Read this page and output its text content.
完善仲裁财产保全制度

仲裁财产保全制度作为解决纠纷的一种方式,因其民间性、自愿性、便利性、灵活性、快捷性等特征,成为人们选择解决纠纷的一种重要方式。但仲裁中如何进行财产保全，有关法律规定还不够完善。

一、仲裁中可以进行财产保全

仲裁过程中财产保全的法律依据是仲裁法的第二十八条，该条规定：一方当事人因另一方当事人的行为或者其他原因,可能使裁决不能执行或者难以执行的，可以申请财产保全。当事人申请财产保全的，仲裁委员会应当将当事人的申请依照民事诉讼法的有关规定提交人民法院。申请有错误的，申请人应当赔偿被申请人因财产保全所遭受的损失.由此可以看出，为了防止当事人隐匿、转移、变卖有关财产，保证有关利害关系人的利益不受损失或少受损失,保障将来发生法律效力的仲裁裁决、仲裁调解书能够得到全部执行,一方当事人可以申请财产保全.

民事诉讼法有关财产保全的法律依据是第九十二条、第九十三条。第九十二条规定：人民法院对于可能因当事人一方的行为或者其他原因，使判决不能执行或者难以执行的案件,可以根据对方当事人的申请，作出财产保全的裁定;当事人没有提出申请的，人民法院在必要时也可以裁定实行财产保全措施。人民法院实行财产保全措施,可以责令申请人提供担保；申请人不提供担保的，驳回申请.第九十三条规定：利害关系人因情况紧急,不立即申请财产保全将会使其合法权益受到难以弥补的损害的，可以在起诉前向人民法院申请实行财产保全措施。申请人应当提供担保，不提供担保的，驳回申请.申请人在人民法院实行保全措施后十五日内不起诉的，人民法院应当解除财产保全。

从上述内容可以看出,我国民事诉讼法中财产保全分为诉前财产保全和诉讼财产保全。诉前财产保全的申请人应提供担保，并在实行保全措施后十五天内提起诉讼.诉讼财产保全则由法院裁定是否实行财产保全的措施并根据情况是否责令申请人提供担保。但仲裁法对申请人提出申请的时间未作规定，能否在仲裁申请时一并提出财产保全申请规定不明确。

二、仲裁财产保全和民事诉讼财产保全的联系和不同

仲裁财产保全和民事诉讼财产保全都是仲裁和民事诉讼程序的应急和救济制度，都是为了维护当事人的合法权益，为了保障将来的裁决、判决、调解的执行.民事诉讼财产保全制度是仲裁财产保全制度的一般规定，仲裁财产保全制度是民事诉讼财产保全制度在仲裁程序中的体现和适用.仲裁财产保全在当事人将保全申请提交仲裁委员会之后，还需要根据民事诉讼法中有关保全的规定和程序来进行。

☆ ☆ ☆ ☆ ☆ ☆ ☆

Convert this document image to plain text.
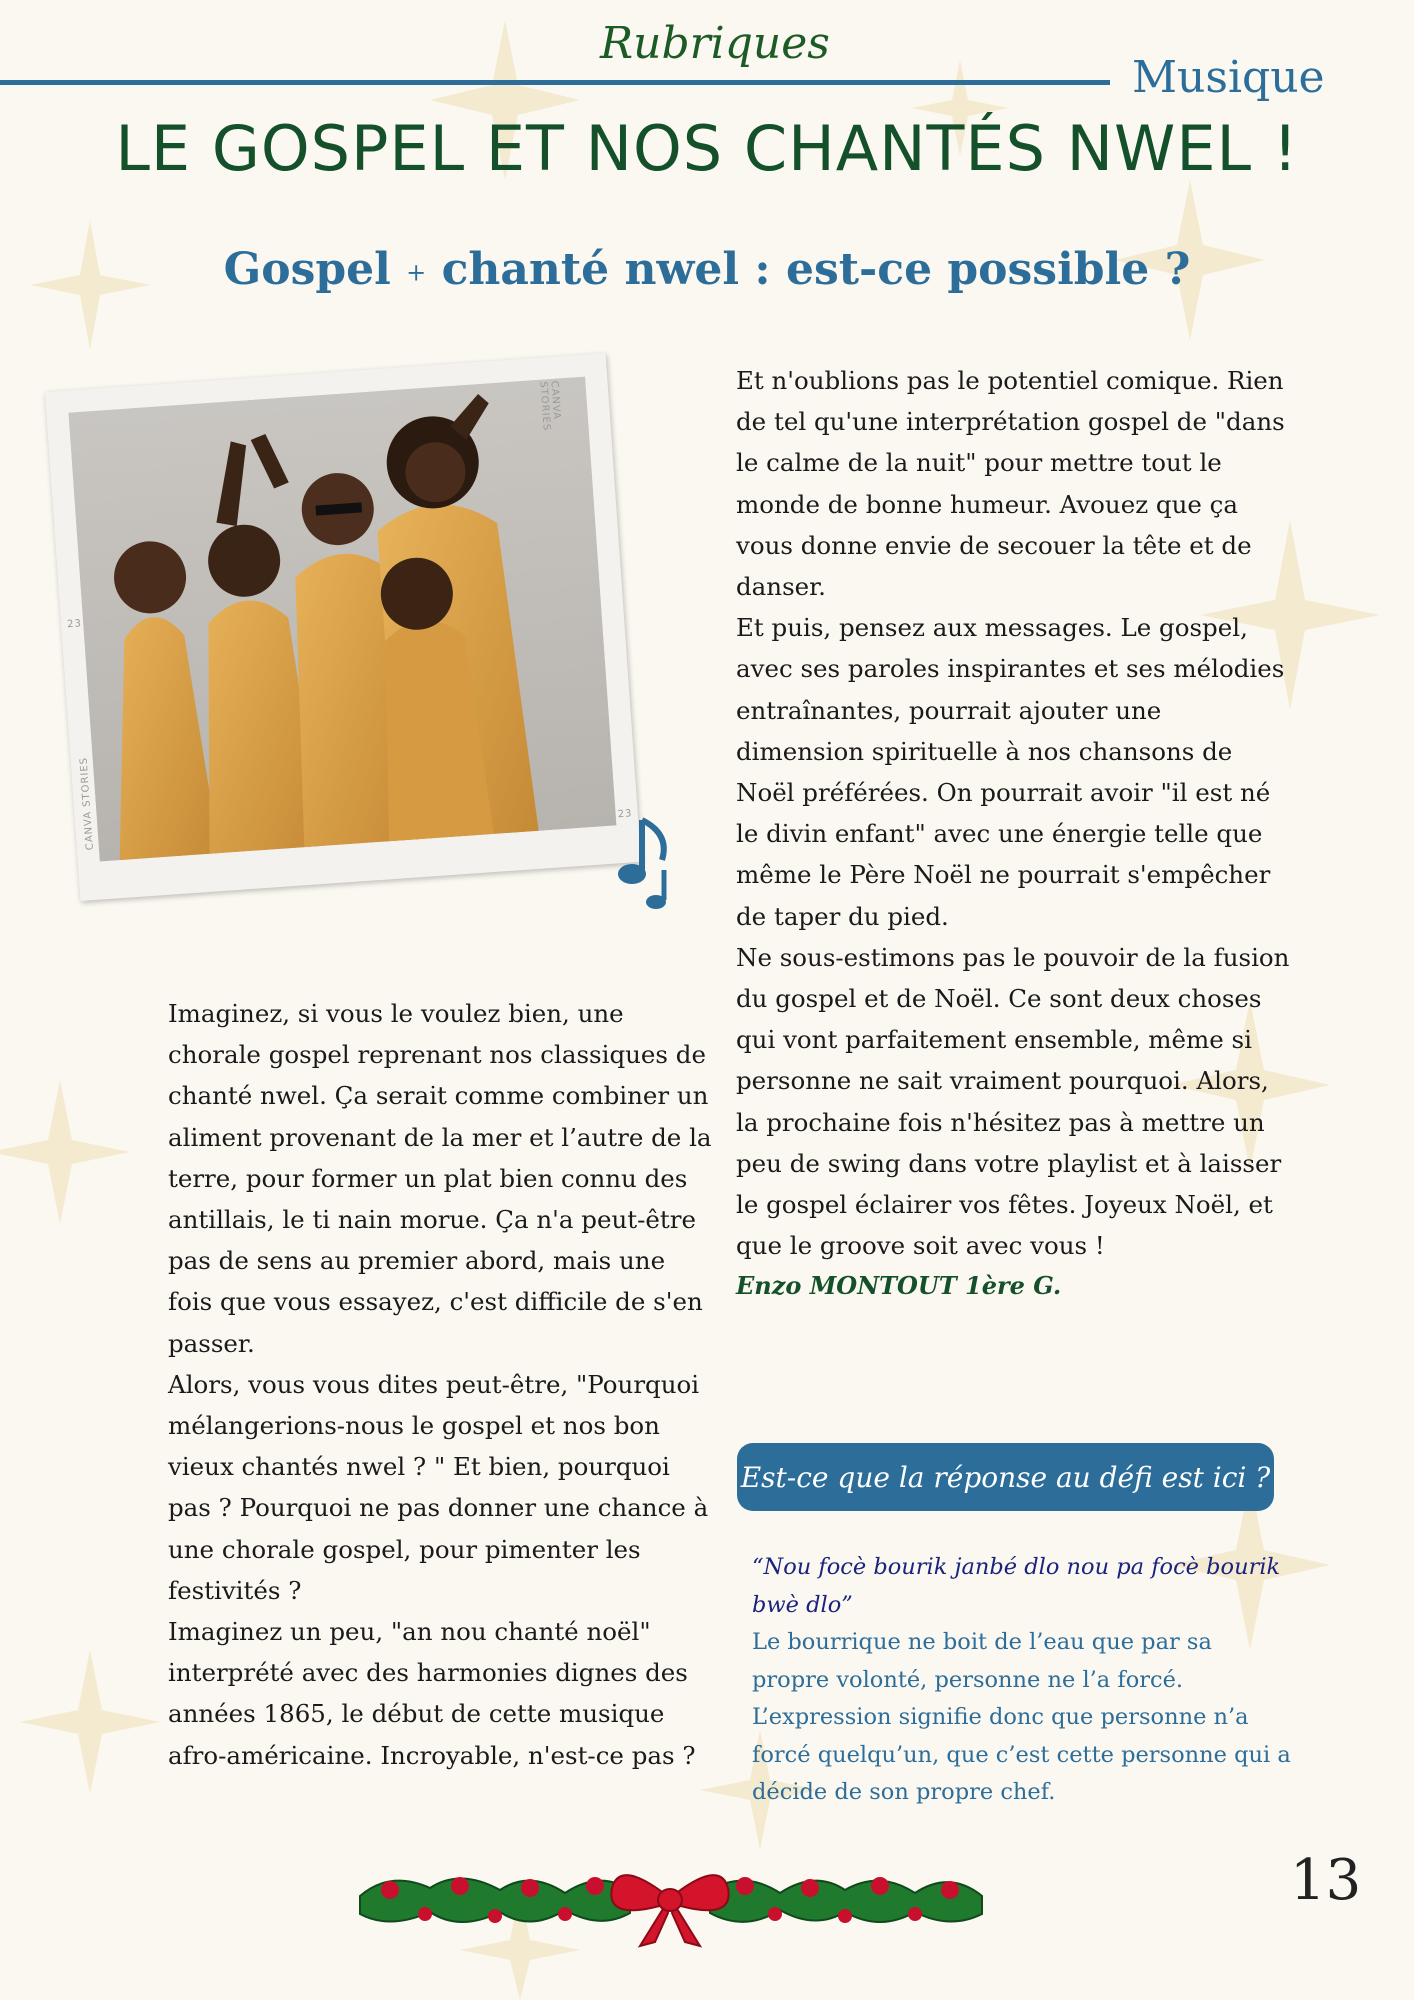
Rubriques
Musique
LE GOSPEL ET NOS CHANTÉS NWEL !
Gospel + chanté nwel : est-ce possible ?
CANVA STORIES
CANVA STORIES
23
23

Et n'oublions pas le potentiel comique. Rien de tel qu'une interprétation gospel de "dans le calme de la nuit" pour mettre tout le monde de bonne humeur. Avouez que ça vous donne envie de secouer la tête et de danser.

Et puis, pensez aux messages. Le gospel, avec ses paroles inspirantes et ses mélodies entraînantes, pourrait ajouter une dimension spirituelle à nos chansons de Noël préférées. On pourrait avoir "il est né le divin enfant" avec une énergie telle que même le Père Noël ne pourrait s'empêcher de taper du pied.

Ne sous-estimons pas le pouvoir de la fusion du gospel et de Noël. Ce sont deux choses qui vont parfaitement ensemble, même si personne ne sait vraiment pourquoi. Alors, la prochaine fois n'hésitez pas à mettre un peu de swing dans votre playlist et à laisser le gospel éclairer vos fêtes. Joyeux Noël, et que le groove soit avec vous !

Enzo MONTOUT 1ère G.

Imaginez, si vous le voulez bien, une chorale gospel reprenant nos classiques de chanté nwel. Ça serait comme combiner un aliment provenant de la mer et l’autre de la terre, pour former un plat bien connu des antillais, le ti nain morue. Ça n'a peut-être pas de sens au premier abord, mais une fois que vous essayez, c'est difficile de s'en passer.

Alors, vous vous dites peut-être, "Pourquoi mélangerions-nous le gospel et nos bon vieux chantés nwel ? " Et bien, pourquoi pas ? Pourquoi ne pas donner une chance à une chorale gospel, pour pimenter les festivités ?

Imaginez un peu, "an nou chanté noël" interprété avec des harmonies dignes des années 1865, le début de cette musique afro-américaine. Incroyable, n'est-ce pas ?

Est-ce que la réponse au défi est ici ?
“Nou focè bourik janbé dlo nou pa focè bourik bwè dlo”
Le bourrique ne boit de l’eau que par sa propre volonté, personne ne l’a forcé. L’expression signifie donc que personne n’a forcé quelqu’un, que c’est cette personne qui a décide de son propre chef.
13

☆ ☆ ☆ ☆ ☆ ☆ ☆

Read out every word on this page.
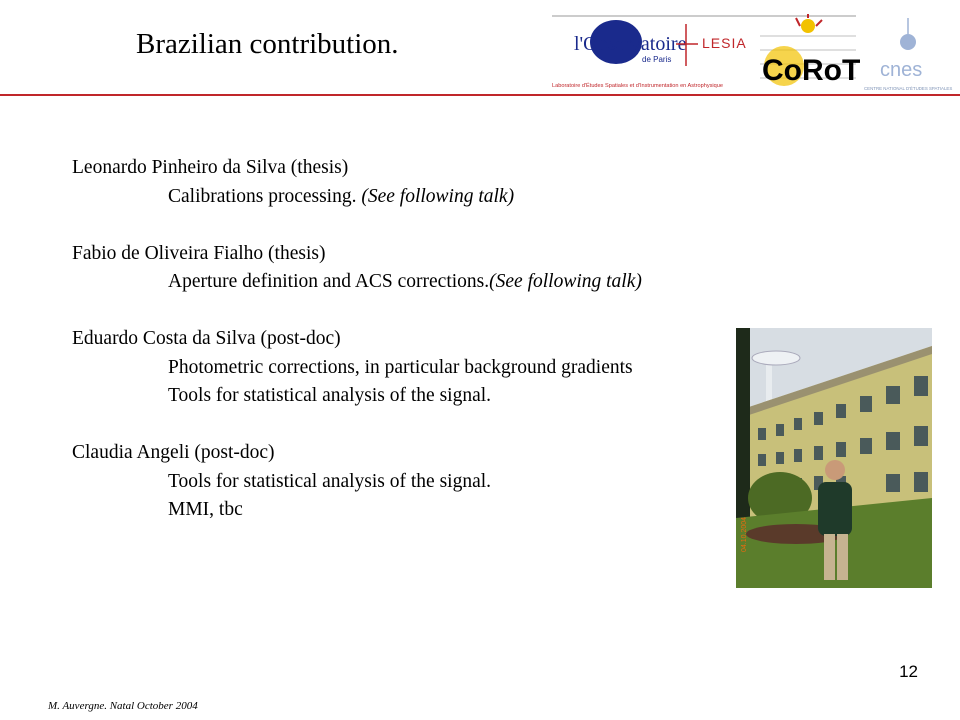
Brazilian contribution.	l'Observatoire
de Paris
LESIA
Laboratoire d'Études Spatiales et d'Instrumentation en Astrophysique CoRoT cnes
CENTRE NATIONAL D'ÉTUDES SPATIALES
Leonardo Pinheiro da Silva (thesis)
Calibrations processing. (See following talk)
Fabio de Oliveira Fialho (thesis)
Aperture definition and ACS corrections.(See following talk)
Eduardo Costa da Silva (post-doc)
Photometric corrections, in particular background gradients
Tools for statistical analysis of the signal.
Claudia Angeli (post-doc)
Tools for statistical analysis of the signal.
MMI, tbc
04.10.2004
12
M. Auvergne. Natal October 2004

☆ ☆ ☆ ☆ ☆ ☆ ☆

DIRECTION –
Search the entries for "page" and copy out each line that has it.

THE RESULT –
Read this page and output its text content.
Read out every word on this page.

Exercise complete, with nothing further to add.